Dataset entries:

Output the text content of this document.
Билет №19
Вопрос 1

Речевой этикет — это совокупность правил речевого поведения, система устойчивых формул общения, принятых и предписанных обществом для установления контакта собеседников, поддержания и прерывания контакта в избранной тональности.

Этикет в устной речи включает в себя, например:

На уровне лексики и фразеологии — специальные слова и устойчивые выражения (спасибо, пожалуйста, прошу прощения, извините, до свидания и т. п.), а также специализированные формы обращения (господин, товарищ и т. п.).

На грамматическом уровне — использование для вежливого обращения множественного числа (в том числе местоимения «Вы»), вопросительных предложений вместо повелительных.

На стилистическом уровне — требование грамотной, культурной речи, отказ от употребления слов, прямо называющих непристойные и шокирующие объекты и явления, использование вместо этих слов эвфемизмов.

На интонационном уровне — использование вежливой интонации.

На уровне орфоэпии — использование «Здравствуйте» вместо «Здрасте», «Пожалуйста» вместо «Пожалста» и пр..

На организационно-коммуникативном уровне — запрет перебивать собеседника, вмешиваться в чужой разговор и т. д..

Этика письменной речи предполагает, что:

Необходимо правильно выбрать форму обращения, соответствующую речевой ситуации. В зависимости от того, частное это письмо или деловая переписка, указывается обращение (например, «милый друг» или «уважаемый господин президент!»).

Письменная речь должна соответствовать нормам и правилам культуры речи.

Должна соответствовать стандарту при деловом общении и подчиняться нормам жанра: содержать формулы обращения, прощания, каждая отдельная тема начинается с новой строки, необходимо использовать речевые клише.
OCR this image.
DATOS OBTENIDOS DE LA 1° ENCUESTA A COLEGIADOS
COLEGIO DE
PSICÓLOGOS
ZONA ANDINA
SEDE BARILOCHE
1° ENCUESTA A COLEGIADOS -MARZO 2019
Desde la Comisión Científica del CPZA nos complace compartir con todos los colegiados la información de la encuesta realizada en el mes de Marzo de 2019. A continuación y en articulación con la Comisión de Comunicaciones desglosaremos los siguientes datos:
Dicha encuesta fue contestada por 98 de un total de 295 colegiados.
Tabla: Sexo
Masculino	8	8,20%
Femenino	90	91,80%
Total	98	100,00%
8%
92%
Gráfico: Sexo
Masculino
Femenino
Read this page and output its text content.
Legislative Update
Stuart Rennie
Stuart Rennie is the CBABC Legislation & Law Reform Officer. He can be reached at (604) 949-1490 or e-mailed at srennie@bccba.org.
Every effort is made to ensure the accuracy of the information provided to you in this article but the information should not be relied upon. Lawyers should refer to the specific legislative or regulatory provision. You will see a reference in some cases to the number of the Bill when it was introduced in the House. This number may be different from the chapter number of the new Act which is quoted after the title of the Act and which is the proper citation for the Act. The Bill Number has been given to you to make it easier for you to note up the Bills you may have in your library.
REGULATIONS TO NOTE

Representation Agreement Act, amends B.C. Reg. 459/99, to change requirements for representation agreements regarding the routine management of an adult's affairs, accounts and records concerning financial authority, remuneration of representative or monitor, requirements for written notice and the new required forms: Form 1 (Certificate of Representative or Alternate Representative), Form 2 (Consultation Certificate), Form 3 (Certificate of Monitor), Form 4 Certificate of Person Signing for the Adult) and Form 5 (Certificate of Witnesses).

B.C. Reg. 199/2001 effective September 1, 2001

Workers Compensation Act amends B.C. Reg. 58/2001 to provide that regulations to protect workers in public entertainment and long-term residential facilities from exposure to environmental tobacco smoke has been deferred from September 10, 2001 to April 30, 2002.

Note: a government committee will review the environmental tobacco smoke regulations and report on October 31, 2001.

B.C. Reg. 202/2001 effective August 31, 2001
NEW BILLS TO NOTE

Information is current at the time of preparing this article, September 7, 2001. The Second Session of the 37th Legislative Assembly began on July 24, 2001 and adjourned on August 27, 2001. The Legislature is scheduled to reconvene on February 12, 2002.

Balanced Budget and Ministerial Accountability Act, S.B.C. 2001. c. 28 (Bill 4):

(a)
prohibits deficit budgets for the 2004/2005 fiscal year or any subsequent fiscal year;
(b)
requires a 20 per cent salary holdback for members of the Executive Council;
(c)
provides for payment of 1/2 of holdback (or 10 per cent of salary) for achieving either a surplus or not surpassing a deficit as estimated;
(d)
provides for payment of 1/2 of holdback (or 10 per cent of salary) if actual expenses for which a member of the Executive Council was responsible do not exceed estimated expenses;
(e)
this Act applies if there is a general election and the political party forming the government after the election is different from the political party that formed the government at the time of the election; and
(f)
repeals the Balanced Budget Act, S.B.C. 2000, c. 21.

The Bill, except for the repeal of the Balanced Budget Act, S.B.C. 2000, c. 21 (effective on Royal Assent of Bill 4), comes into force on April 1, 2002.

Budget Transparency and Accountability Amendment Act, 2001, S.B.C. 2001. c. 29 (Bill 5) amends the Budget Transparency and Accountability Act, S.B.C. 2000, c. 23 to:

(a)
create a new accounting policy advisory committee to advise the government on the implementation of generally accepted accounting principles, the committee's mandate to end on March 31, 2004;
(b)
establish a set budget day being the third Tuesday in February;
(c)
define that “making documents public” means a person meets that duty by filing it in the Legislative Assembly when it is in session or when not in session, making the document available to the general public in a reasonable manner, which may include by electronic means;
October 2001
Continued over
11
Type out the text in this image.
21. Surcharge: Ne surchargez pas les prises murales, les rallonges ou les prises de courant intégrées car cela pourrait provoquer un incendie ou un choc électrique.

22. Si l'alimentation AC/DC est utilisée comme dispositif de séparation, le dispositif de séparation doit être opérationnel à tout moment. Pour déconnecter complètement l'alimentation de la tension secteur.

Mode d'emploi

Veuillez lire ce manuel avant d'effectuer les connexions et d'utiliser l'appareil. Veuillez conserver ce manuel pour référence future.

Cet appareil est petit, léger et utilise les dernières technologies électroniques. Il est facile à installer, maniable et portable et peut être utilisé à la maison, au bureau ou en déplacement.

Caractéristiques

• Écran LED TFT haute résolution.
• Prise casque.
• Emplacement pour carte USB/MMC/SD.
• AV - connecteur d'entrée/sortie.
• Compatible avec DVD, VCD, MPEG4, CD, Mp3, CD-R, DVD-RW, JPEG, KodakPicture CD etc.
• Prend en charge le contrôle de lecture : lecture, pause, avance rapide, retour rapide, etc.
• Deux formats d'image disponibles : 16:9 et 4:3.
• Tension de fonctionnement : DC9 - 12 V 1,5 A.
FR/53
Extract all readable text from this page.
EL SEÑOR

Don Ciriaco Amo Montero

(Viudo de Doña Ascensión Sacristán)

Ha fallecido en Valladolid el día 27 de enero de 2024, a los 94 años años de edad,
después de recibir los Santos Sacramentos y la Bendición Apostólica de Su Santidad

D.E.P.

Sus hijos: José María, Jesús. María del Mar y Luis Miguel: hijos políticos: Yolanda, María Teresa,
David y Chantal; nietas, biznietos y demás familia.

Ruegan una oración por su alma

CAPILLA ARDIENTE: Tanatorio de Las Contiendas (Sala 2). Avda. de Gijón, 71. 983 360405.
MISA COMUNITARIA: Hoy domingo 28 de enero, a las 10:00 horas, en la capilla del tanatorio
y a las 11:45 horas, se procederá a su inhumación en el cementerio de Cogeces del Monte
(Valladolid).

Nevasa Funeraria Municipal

Task to carry out:
Search the records for the word "Balanced" and copy every line where it occurs.

Output of the task:
Balanced Budget and Ministerial Accountability Act, S.B.C. 2001. c. 28 (Bill 4):
repeals the Balanced Budget Act, S.B.C. 2000, c. 21.
The Bill, except for the repeal of the Balanced Budget Act, S.B.C. 2000, c. 21 (effective on Royal Assent of Bill 4), comes into force on April 1, 2002.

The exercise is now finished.